◆ Short exercise 1 ◆
Collect every line of the rows that contains the string "Flipper". Case counts.

I’m delighted to be a guest this week on the excellent ‘Lost Ladies of Lit’ book podcast hosted by Kim Askew and Amy Helmes (follow the link here). It’s a podcast about books, creativity, the writing life, and forgotten classics by women writers: recently I enjoyed their episodes on Marjorie Hillis, Martha Gellhorn and the Irish novelist Margaret Wolfe Hungerford. Hungerford’s Molly Bawn (1878) mentioned in James Joyce’s Ulysses (1922) was a Victorian bestseller and adapted as a silent movie in 1916, but now is little known. There is lots more to discover on the Lost Ladies of Lit website here, and all episodes are available on Apple podcasts, or via the website.

Kim and Amy invited me to talk about Amy Levy’s novel Reuben Sachs (1888) which attracted controversy when it was first published. Levy aimed to emulate her heroes Daudet and Zola, and say something original about affluent Jewish culture in Victorian Britain. ‘Its uncompromising truths, its depth of feeling, and, above all, its absence of any single superfluous word, make it, in some sort, a classic,’ Oscar Wilde said. ‘To write thus at six-and-twenty is given to very few.’ But the novel was widely criticized (along with its dangerous ‘New Woman’ author) and after her death Levy’s novels were ‘forgotten’ – that is, quietly dropped from the canon, as many Victorian women writers were.

Today I have updated my blogpost about Levy’s friendship with her former Cambridge tutor, Ellen Wordsworth Darwin. Both women were uncompromising in their pursuit of truth, and both struggled with depression, which Darwin herself described as ‘the personal struggle for life and joy continually beaten back’.

© Ann Kennedy Smith, April 2021

For more about Reuben Sachs, see the recent Persephone Books reissue (details here), and posts on Elinor Fitzsimons’s ‘Beside Every Man’ blog here, and on Susie Thomas’s ‘London Fictions’ blog here.

Amy Levy and Ellen Wordsworth Darwin

darwin-ellenThe critic Lisa Allardice has described Amy Levy’s Reuben Sachs (1888) ‘another forgotten classic by an accomplished female novelist. Amy Levy might be described as a Jewish Jane Austen.’ I was delighted to be invited to discuss Levy’s novel on Kim Askew and Amy Fowler’s excellent ‘Lost Ladies of Lit’ podcast in April 2021. This is a blogpost about Levy’s friendship with her former Newnham College Cambridge tutor.

In summer 1888 Ellen Wordsworth Darwin (née Crofts) told her sister-in-law Ida Darwin that her former student Amy Levy was coming to visit. ‘She has written a novel, in which the heroine is partly me’, she told Ida. ‘I have not read it yet, but I don’t expect much: her stories and novels are rather saddening.’ Why did Amy have Ellen Darwin in mind when she wrote about Judith Quixano in her second novel, Reuben Sachs: A Sketch? Darwin was not Jewish, and her Yorkshire upbringing was very different from the fictional Quixano’s Portuguese connections. Possibly Ellen shared what Levy describes as Judith’s ‘deep, serious gaze of the wonderful eyes’ (as can be seen in this 1903 photo of Ellen, reproduced courtesy of Newnham College Cambridge, above); certainly she had her passionate nature and almost austere truthfulness.

◆ Short exercise 2 ◆
In the blog post about Amy Levy, list the three women who were the subjects of the "Lost Ladies of Lit" episodes recently enjoyed.

◆ Records to use ◆

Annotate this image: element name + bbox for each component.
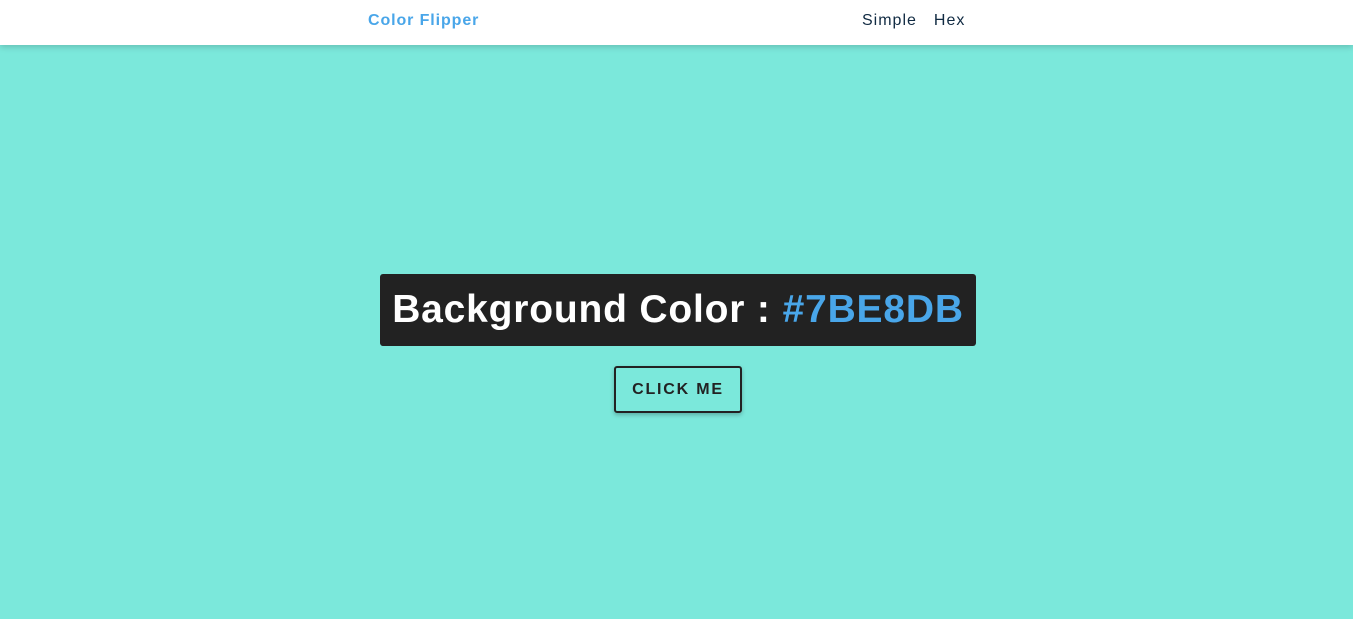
nav-item-hex: Hex xyxy=(934,11,965,31)
color-value: #7BE8DB xyxy=(782,287,964,331)
color-display: Background Color : #7BE8DB xyxy=(380,273,976,346)
nav-item-simple: Simple xyxy=(862,11,917,31)
nav-links: Simple Hex xyxy=(862,11,965,31)
nav-link-simple[interactable]: Simple xyxy=(862,12,917,29)
click-me-button[interactable]: CLICK ME xyxy=(614,366,742,413)
navbar: Color Flipper Simple Hex xyxy=(0,0,1353,45)
color-label: Background Color : xyxy=(392,287,771,331)
main-container: Background Color : #7BE8DB CLICK ME xyxy=(0,45,1353,619)
nav-link-hex[interactable]: Hex xyxy=(934,12,965,29)
brand-link[interactable]: Color Flipper xyxy=(368,11,479,31)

◆ Right answer 1 ◆
navbar: Color Flipper Simple Hex xyxy=(0,0,1353,45)
brand-link[interactable]: Color Flipper xyxy=(368,11,479,31)

◆ Right answer 2 ◆
Marjorie Hillis
Martha Gellhorn
Margaret Wolfe Hungerford